[Aim]:
Across the material below, how many lines contain the word "text"? Give only the number.

[Supplied data]:
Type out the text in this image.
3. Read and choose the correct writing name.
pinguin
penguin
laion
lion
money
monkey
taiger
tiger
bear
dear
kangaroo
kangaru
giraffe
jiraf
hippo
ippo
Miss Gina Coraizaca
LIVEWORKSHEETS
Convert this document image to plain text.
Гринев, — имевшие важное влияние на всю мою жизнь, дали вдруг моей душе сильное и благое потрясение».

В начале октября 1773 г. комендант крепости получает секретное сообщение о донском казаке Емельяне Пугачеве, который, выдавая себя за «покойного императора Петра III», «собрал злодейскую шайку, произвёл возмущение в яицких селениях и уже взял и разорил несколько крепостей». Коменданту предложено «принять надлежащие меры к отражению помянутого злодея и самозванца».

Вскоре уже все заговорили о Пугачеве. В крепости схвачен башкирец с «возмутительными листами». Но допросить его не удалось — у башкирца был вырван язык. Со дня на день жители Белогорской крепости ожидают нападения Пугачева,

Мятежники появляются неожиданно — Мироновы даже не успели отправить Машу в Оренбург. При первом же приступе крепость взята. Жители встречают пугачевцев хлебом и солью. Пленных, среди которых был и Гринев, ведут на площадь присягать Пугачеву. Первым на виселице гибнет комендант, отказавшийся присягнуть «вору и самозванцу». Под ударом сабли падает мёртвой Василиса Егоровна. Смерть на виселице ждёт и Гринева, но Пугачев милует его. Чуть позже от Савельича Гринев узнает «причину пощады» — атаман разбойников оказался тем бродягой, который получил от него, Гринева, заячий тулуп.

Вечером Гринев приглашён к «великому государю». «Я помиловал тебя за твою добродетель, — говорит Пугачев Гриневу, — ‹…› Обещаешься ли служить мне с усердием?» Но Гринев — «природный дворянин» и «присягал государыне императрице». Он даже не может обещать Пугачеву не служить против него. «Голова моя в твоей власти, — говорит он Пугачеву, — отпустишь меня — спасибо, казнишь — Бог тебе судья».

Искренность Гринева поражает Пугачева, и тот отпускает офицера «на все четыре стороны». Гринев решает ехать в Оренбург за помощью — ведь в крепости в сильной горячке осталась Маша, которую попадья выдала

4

[Result of the task]:
2